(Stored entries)
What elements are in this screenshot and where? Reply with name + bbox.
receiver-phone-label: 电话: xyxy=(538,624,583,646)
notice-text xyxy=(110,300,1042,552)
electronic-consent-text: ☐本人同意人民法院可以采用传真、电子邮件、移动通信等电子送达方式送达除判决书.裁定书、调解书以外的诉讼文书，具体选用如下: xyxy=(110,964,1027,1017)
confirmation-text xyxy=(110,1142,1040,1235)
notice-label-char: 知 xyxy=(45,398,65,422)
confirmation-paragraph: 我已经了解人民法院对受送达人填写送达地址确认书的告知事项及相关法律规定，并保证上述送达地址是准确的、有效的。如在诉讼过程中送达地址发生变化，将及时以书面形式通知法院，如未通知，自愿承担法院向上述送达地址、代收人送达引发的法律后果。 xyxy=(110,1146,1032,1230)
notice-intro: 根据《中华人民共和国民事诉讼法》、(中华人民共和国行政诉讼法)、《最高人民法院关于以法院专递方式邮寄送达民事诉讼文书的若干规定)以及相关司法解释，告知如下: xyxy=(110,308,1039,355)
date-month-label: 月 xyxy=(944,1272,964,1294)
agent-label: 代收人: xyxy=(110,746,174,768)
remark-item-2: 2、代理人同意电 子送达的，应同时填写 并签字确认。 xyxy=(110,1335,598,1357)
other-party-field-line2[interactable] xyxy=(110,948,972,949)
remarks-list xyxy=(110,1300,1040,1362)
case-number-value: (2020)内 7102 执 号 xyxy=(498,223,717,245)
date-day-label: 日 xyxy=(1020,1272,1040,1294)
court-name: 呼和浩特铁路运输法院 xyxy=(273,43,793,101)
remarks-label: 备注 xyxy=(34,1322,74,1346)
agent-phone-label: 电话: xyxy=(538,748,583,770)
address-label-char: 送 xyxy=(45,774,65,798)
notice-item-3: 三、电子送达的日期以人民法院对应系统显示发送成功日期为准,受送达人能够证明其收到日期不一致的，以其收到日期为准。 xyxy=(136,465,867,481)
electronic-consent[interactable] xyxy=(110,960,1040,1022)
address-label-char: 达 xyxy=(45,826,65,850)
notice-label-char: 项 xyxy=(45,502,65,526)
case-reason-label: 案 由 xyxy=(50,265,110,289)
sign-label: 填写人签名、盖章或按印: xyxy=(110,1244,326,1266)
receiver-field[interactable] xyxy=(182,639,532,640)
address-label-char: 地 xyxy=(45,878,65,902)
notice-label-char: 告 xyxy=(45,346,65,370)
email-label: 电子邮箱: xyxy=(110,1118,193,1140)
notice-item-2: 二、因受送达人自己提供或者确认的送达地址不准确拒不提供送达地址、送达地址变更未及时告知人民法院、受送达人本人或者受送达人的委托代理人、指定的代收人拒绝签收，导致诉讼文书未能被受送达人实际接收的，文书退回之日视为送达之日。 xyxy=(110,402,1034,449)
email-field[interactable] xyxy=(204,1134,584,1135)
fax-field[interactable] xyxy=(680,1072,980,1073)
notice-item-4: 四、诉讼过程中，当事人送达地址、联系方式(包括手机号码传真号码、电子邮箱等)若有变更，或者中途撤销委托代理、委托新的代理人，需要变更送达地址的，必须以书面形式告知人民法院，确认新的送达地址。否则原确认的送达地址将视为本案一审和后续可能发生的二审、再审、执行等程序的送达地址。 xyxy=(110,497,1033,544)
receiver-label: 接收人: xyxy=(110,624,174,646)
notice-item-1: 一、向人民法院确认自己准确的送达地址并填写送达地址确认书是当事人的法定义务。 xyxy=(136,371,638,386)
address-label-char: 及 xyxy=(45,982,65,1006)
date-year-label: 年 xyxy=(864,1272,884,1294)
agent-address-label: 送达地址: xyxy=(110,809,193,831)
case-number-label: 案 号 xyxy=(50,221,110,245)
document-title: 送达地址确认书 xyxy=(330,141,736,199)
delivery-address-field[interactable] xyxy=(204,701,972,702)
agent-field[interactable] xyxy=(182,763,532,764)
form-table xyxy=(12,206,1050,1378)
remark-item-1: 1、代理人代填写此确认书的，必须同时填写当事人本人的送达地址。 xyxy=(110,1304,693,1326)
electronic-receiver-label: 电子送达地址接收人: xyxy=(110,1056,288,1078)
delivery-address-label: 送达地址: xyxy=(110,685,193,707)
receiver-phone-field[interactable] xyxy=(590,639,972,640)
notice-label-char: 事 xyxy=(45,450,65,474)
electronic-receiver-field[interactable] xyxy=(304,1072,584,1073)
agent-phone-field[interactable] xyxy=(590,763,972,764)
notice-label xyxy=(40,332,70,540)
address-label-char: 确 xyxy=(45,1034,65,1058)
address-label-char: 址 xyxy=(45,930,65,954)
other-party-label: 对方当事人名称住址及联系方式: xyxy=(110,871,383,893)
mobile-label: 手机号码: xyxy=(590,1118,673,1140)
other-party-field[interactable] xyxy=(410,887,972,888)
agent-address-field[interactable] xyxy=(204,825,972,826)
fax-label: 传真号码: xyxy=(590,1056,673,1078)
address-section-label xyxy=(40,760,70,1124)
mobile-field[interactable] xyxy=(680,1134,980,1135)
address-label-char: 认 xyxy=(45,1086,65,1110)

WHAT THE TASK REQUIRES
Please reproduce all of the material above, line for line, without changing anything.

THE OUTPUT
What elements are in this screenshot and where? Reply with name + bbox.
receiver-phone-label: 电话: xyxy=(538,624,583,646)
notice-text xyxy=(110,300,1042,552)
electronic-consent-text: ☐本人同意人民法院可以采用传真、电子邮件、移动通信等电子送达方式送达除判决书.裁定书、调解书以外的诉讼文书，具体选用如下: xyxy=(110,964,1027,1017)
confirmation-text xyxy=(110,1142,1040,1235)
notice-label-char: 知 xyxy=(45,398,65,422)
confirmation-paragraph: 我已经了解人民法院对受送达人填写送达地址确认书的告知事项及相关法律规定，并保证上述送达地址是准确的、有效的。如在诉讼过程中送达地址发生变化，将及时以书面形式通知法院，如未通知，自愿承担法院向上述送达地址、代收人送达引发的法律后果。 xyxy=(110,1146,1032,1230)
notice-intro: 根据《中华人民共和国民事诉讼法》、(中华人民共和国行政诉讼法)、《最高人民法院关于以法院专递方式邮寄送达民事诉讼文书的若干规定)以及相关司法解释，告知如下: xyxy=(110,308,1039,355)
date-month-label: 月 xyxy=(944,1272,964,1294)
agent-label: 代收人: xyxy=(110,746,174,768)
remark-item-2: 2、代理人同意电 子送达的，应同时填写 并签字确认。 xyxy=(110,1335,598,1357)
other-party-field-line2[interactable] xyxy=(110,948,972,949)
remarks-list xyxy=(110,1300,1040,1362)
case-number-value: (2020)内 7102 执 号 xyxy=(498,223,717,245)
date-day-label: 日 xyxy=(1020,1272,1040,1294)
court-name: 呼和浩特铁路运输法院 xyxy=(273,43,793,101)
remarks-label: 备注 xyxy=(34,1322,74,1346)
agent-phone-label: 电话: xyxy=(538,748,583,770)
address-label-char: 送 xyxy=(45,774,65,798)
notice-item-3: 三、电子送达的日期以人民法院对应系统显示发送成功日期为准,受送达人能够证明其收到日期不一致的，以其收到日期为准。 xyxy=(136,465,867,481)
electronic-consent[interactable] xyxy=(110,960,1040,1022)
address-label-char: 达 xyxy=(45,826,65,850)
notice-label-char: 项 xyxy=(45,502,65,526)
case-reason-label: 案 由 xyxy=(50,265,110,289)
sign-label: 填写人签名、盖章或按印: xyxy=(110,1244,326,1266)
receiver-field[interactable] xyxy=(182,639,532,640)
address-label-char: 地 xyxy=(45,878,65,902)
notice-label-char: 告 xyxy=(45,346,65,370)
email-label: 电子邮箱: xyxy=(110,1118,193,1140)
notice-item-2: 二、因受送达人自己提供或者确认的送达地址不准确拒不提供送达地址、送达地址变更未及时告知人民法院、受送达人本人或者受送达人的委托代理人、指定的代收人拒绝签收，导致诉讼文书未能被受送达人实际接收的，文书退回之日视为送达之日。 xyxy=(110,402,1034,449)
email-field[interactable] xyxy=(204,1134,584,1135)
fax-field[interactable] xyxy=(680,1072,980,1073)
notice-item-4: 四、诉讼过程中，当事人送达地址、联系方式(包括手机号码传真号码、电子邮箱等)若有变更，或者中途撤销委托代理、委托新的代理人，需要变更送达地址的，必须以书面形式告知人民法院，确认新的送达地址。否则原确认的送达地址将视为本案一审和后续可能发生的二审、再审、执行等程序的送达地址。 xyxy=(110,497,1033,544)
receiver-label: 接收人: xyxy=(110,624,174,646)
notice-item-1: 一、向人民法院确认自己准确的送达地址并填写送达地址确认书是当事人的法定义务。 xyxy=(136,371,638,386)
address-label-char: 及 xyxy=(45,982,65,1006)
date-year-label: 年 xyxy=(864,1272,884,1294)
agent-address-label: 送达地址: xyxy=(110,809,193,831)
case-number-label: 案 号 xyxy=(50,221,110,245)
document-title: 送达地址确认书 xyxy=(330,141,736,199)
delivery-address-field[interactable] xyxy=(204,701,972,702)
agent-field[interactable] xyxy=(182,763,532,764)
form-table xyxy=(12,206,1050,1378)
remark-item-1: 1、代理人代填写此确认书的，必须同时填写当事人本人的送达地址。 xyxy=(110,1304,693,1326)
electronic-receiver-label: 电子送达地址接收人: xyxy=(110,1056,288,1078)
delivery-address-label: 送达地址: xyxy=(110,685,193,707)
receiver-phone-field[interactable] xyxy=(590,639,972,640)
notice-label-char: 事 xyxy=(45,450,65,474)
electronic-receiver-field[interactable] xyxy=(304,1072,584,1073)
agent-phone-field[interactable] xyxy=(590,763,972,764)
notice-label xyxy=(40,332,70,540)
address-label-char: 确 xyxy=(45,1034,65,1058)
address-label-char: 址 xyxy=(45,930,65,954)
other-party-label: 对方当事人名称住址及联系方式: xyxy=(110,871,383,893)
mobile-label: 手机号码: xyxy=(590,1118,673,1140)
other-party-field[interactable] xyxy=(410,887,972,888)
agent-address-field[interactable] xyxy=(204,825,972,826)
fax-label: 传真号码: xyxy=(590,1056,673,1078)
address-section-label xyxy=(40,760,70,1124)
mobile-field[interactable] xyxy=(680,1134,980,1135)
address-label-char: 认 xyxy=(45,1086,65,1110)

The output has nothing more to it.